> Layout records:
____
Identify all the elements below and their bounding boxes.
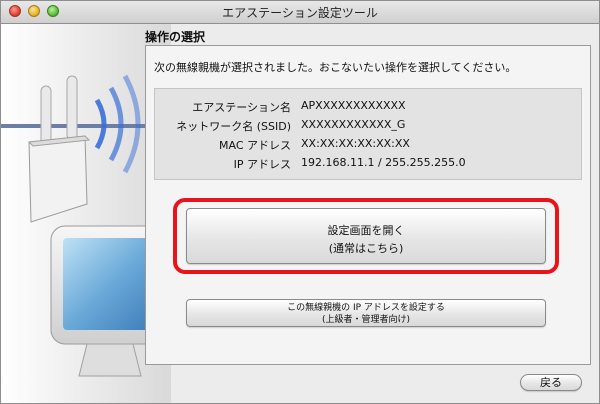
app-window: エアステーション設定ツール 操作の選択 次の無線親機が選択されました。おこないた… (0, 0, 600, 404)
info-label: MAC アドレス (219, 139, 291, 152)
antenna-left (40, 85, 52, 147)
antenna-right (66, 75, 78, 141)
window-title: エアステーション設定ツール (222, 6, 378, 20)
info-label: IP アドレス (233, 158, 291, 171)
info-row-airstation-name: エアステーション名 APXXXXXXXXXXXX (155, 99, 583, 117)
info-value: XXXXXXXXXXXX_G (301, 118, 406, 131)
main-panel: 次の無線親機が選択されました。おこないたい操作を選択してください。 エアステーシ… (145, 45, 591, 365)
device-info-box: エアステーション名 APXXXXXXXXXXXX ネットワーク名 (SSID) … (154, 88, 582, 180)
set-ip-label: この無線親機の IP アドレスを設定する (287, 303, 445, 313)
title-bar: エアステーション設定ツール (1, 1, 599, 24)
info-row-mac-address: MAC アドレス XX:XX:XX:XX:XX:XX (155, 137, 583, 155)
instruction-text: 次の無線親機が選択されました。おこないたい操作を選択してください。 (154, 61, 517, 74)
info-value: APXXXXXXXXXXXX (301, 99, 406, 112)
back-button[interactable]: 戻る (520, 374, 582, 391)
info-value: 192.168.11.1 / 255.255.255.0 (301, 156, 466, 169)
open-settings-sublabel: (通常はこちら) (328, 242, 404, 255)
open-settings-button[interactable]: 設定画面を開く (通常はこちら) (186, 208, 546, 264)
open-settings-label: 設定画面を開く (327, 224, 405, 237)
info-row-ip-address: IP アドレス 192.168.11.1 / 255.255.255.0 (155, 156, 583, 174)
set-ip-address-button[interactable]: この無線親機の IP アドレスを設定する (上級者・管理者向け) (186, 299, 546, 327)
info-value: XX:XX:XX:XX:XX:XX (301, 137, 410, 150)
info-label: ネットワーク名 (SSID) (176, 120, 291, 133)
info-row-ssid: ネットワーク名 (SSID) XXXXXXXXXXXX_G (155, 118, 583, 136)
section-title: 操作の選択 (145, 30, 206, 44)
set-ip-sublabel: (上級者・管理者向け) (321, 315, 411, 325)
monitor-stand (78, 343, 142, 377)
info-label: エアステーション名 (192, 101, 291, 114)
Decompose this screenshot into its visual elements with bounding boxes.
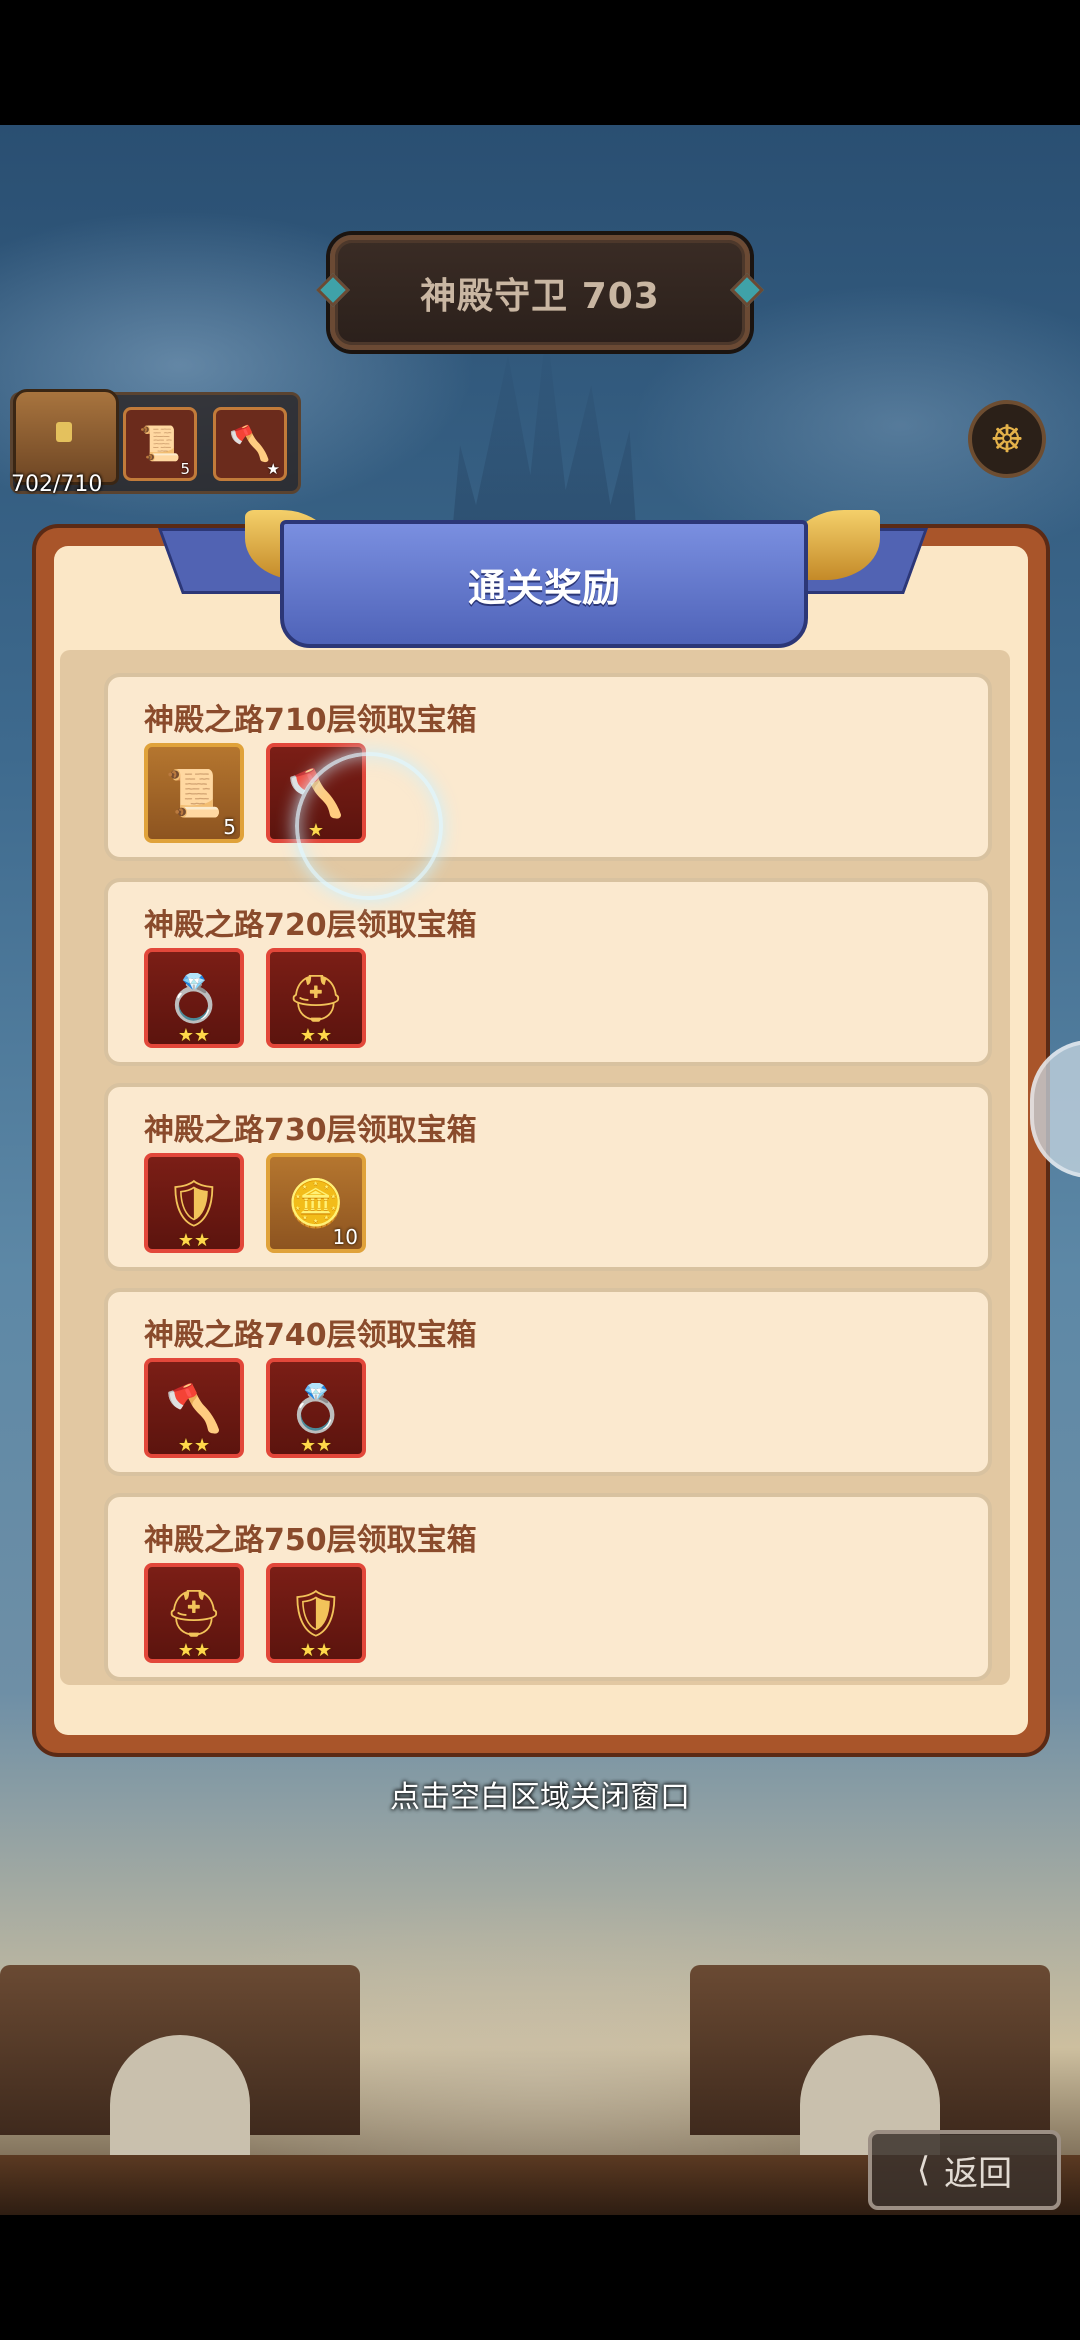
reward-row-title: 神殿之路740层领取宝箱 <box>144 1318 477 1353</box>
armor-icon[interactable]: 🛡 ★★ <box>266 1563 366 1663</box>
reward-row[interactable]: 神殿之路740层领取宝箱 🪓 ★★ 💍 ★★ <box>104 1288 992 1476</box>
compass-button[interactable]: ☸ <box>968 400 1046 478</box>
item-quantity: 10 <box>332 1225 358 1249</box>
helmet-icon[interactable]: ⛑ ★★ <box>144 1563 244 1663</box>
right-bridge <box>690 1965 1050 2165</box>
reward-row[interactable]: 神殿之路750层领取宝箱 ⛑ ★★ 🛡 ★★ <box>104 1493 992 1681</box>
preview-scroll-icon[interactable]: 📜 5 <box>123 407 197 481</box>
item-stars: ★★ <box>177 1230 211 1251</box>
item-stars: ★★ <box>299 1640 333 1661</box>
stage-title: 神殿守卫 703 <box>330 235 750 350</box>
item-stars: ★★ <box>177 1640 211 1661</box>
close-hint: 点击空白区域关闭窗口 <box>390 1780 690 1815</box>
reward-row-title: 神殿之路730层领取宝箱 <box>144 1113 477 1148</box>
axe-icon-glyph: 🪓 <box>165 1380 223 1435</box>
scroll-icon[interactable]: 📜 5 <box>144 743 244 843</box>
axe-icon[interactable]: 🪓 ★★ <box>144 1358 244 1458</box>
preview-axe-icon[interactable]: 🪓 ★ <box>213 407 287 481</box>
helmet-icon-glyph: ⛑ <box>164 1585 224 1640</box>
reward-row[interactable]: 神殿之路720层领取宝箱 💍 ★★ ⛑ ★★ <box>104 878 992 1066</box>
ring-icon-glyph: 💍 <box>287 1380 345 1435</box>
reward-row[interactable]: 神殿之路730层领取宝箱 🛡 ★★ 🪙 10 <box>104 1083 992 1271</box>
back-arrow-icon: ⟨ <box>916 2150 931 2190</box>
item-stars: ★★ <box>299 1025 333 1046</box>
tap-highlight-ring <box>295 752 443 900</box>
chest-progress-text: 702/710 <box>11 472 103 497</box>
armor-icon-glyph: 🛡 <box>164 1175 224 1230</box>
reward-row[interactable]: 神殿之路710层领取宝箱 📜 5 🪓 ★ <box>104 673 992 861</box>
reward-row-title: 神殿之路720层领取宝箱 <box>144 908 477 943</box>
item-stars: ★★ <box>177 1025 211 1046</box>
reward-row-title: 神殿之路750层领取宝箱 <box>144 1523 477 1558</box>
compass-icon: ☸ <box>989 417 1025 461</box>
back-button-label: 返回 <box>944 2153 1013 2194</box>
back-button[interactable]: ⟨ 返回 <box>868 2130 1061 2210</box>
helmet-icon[interactable]: ⛑ ★★ <box>266 948 366 1048</box>
armor-icon-glyph: 🛡 <box>286 1585 346 1640</box>
left-bridge <box>0 1965 360 2165</box>
gold-coin-icon[interactable]: 🪙 10 <box>266 1153 366 1253</box>
treasure-chest-icon[interactable] <box>13 389 119 485</box>
reward-row-title: 神殿之路710层领取宝箱 <box>144 703 477 738</box>
item-stars: ★★ <box>299 1435 333 1456</box>
item-stars: ★★ <box>177 1435 211 1456</box>
panel-title-ribbon: 通关奖励 <box>280 520 808 648</box>
ring-icon[interactable]: 💍 ★★ <box>144 948 244 1048</box>
helmet-icon-glyph: ⛑ <box>286 970 346 1025</box>
ring-icon-glyph: 💍 <box>165 970 223 1025</box>
scroll-icon-glyph: 📜 <box>165 765 223 820</box>
armor-icon[interactable]: 🛡 ★★ <box>144 1153 244 1253</box>
gold-coin-icon-glyph: 🪙 <box>287 1175 345 1230</box>
chest-progress-bar[interactable]: 702/710 📜 5 🪓 ★ <box>10 389 301 497</box>
item-quantity: 5 <box>223 815 236 839</box>
ring-icon[interactable]: 💍 ★★ <box>266 1358 366 1458</box>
____
> Goal of the exercise:
Reproduce all of the rows above verbatim, leaving out the pictures.

> Correct output:
Identify all the elements below and their bounding boxes.
app-window: エアステーション設定ツール 操作の選択 次の無線親機が選択されました。おこないた… (0, 0, 600, 404)
info-label: MAC アドレス (219, 139, 291, 152)
antenna-left (40, 85, 52, 147)
antenna-right (66, 75, 78, 141)
window-title: エアステーション設定ツール (222, 6, 378, 20)
info-label: IP アドレス (233, 158, 291, 171)
info-row-airstation-name: エアステーション名 APXXXXXXXXXXXX (155, 99, 583, 117)
info-value: XXXXXXXXXXXX_G (301, 118, 406, 131)
main-panel: 次の無線親機が選択されました。おこないたい操作を選択してください。 エアステーシ… (145, 45, 591, 365)
device-info-box: エアステーション名 APXXXXXXXXXXXX ネットワーク名 (SSID) … (154, 88, 582, 180)
set-ip-label: この無線親機の IP アドレスを設定する (287, 303, 445, 313)
title-bar: エアステーション設定ツール (1, 1, 599, 24)
info-row-mac-address: MAC アドレス XX:XX:XX:XX:XX:XX (155, 137, 583, 155)
instruction-text: 次の無線親機が選択されました。おこないたい操作を選択してください。 (154, 61, 517, 74)
info-value: APXXXXXXXXXXXX (301, 99, 406, 112)
back-button[interactable]: 戻る (520, 374, 582, 391)
info-value: 192.168.11.1 / 255.255.255.0 (301, 156, 466, 169)
open-settings-sublabel: (通常はこちら) (328, 242, 404, 255)
open-settings-button[interactable]: 設定画面を開く (通常はこちら) (186, 208, 546, 264)
open-settings-label: 設定画面を開く (327, 224, 405, 237)
info-row-ip-address: IP アドレス 192.168.11.1 / 255.255.255.0 (155, 156, 583, 174)
set-ip-address-button[interactable]: この無線親機の IP アドレスを設定する (上級者・管理者向け) (186, 299, 546, 327)
info-value: XX:XX:XX:XX:XX:XX (301, 137, 410, 150)
info-label: ネットワーク名 (SSID) (176, 120, 291, 133)
info-row-ssid: ネットワーク名 (SSID) XXXXXXXXXXXX_G (155, 118, 583, 136)
section-title: 操作の選択 (145, 30, 206, 44)
set-ip-sublabel: (上級者・管理者向け) (321, 315, 411, 325)
monitor-stand (78, 343, 142, 377)
info-label: エアステーション名 (192, 101, 291, 114)
Decompose this screenshot into its visual elements with bounding boxes.
reward-row-title: 神殿之路740层领取宝箱 <box>144 1318 477 1353</box>
armor-icon[interactable]: 🛡 ★★ <box>266 1563 366 1663</box>
reward-row[interactable]: 神殿之路740层领取宝箱 🪓 ★★ 💍 ★★ <box>104 1288 992 1476</box>
compass-button[interactable]: ☸ <box>968 400 1046 478</box>
item-quantity: 10 <box>332 1225 358 1249</box>
helmet-icon[interactable]: ⛑ ★★ <box>144 1563 244 1663</box>
right-bridge <box>690 1965 1050 2165</box>
reward-row[interactable]: 神殿之路750层领取宝箱 ⛑ ★★ 🛡 ★★ <box>104 1493 992 1681</box>
preview-scroll-icon[interactable]: 📜 5 <box>123 407 197 481</box>
item-stars: ★★ <box>177 1230 211 1251</box>
item-stars: ★★ <box>299 1640 333 1661</box>
stage-title: 神殿守卫 703 <box>330 235 750 350</box>
item-stars: ★★ <box>177 1640 211 1661</box>
close-hint: 点击空白区域关闭窗口 <box>390 1780 690 1815</box>
reward-row-title: 神殿之路730层领取宝箱 <box>144 1113 477 1148</box>
axe-icon-glyph: 🪓 <box>165 1380 223 1435</box>
scroll-icon[interactable]: 📜 5 <box>144 743 244 843</box>
axe-icon[interactable]: 🪓 ★★ <box>144 1358 244 1458</box>
preview-axe-icon[interactable]: 🪓 ★ <box>213 407 287 481</box>
helmet-icon-glyph: ⛑ <box>164 1585 224 1640</box>
reward-row[interactable]: 神殿之路720层领取宝箱 💍 ★★ ⛑ ★★ <box>104 878 992 1066</box>
ring-icon-glyph: 💍 <box>287 1380 345 1435</box>
reward-row[interactable]: 神殿之路730层领取宝箱 🛡 ★★ 🪙 10 <box>104 1083 992 1271</box>
back-arrow-icon: ⟨ <box>916 2150 931 2190</box>
item-stars: ★★ <box>299 1025 333 1046</box>
tap-highlight-ring <box>295 752 443 900</box>
chest-progress-text: 702/710 <box>11 472 103 497</box>
armor-icon-glyph: 🛡 <box>164 1175 224 1230</box>
reward-row[interactable]: 神殿之路710层领取宝箱 📜 5 🪓 ★ <box>104 673 992 861</box>
reward-row-title: 神殿之路720层领取宝箱 <box>144 908 477 943</box>
item-stars: ★★ <box>177 1025 211 1046</box>
reward-row-title: 神殿之路750层领取宝箱 <box>144 1523 477 1558</box>
compass-icon: ☸ <box>989 417 1025 461</box>
back-button-label: 返回 <box>944 2153 1013 2194</box>
back-button[interactable]: ⟨ 返回 <box>868 2130 1061 2210</box>
helmet-icon[interactable]: ⛑ ★★ <box>266 948 366 1048</box>
armor-icon-glyph: 🛡 <box>286 1585 346 1640</box>
left-bridge <box>0 1965 360 2165</box>
gold-coin-icon[interactable]: 🪙 10 <box>266 1153 366 1253</box>
treasure-chest-icon[interactable] <box>13 389 119 485</box>
reward-row-title: 神殿之路710层领取宝箱 <box>144 703 477 738</box>
item-stars: ★★ <box>299 1435 333 1456</box>
item-stars: ★★ <box>177 1435 211 1456</box>
panel-title-ribbon: 通关奖励 <box>280 520 808 648</box>
ring-icon[interactable]: 💍 ★★ <box>144 948 244 1048</box>
helmet-icon-glyph: ⛑ <box>286 970 346 1025</box>
ring-icon-glyph: 💍 <box>165 970 223 1025</box>
scroll-icon-glyph: 📜 <box>165 765 223 820</box>
armor-icon[interactable]: 🛡 ★★ <box>144 1153 244 1253</box>
gold-coin-icon-glyph: 🪙 <box>287 1175 345 1230</box>
chest-progress-bar[interactable]: 702/710 📜 5 🪓 ★ <box>10 389 301 497</box>
item-quantity: 5 <box>223 815 236 839</box>
ring-icon[interactable]: 💍 ★★ <box>266 1358 366 1458</box>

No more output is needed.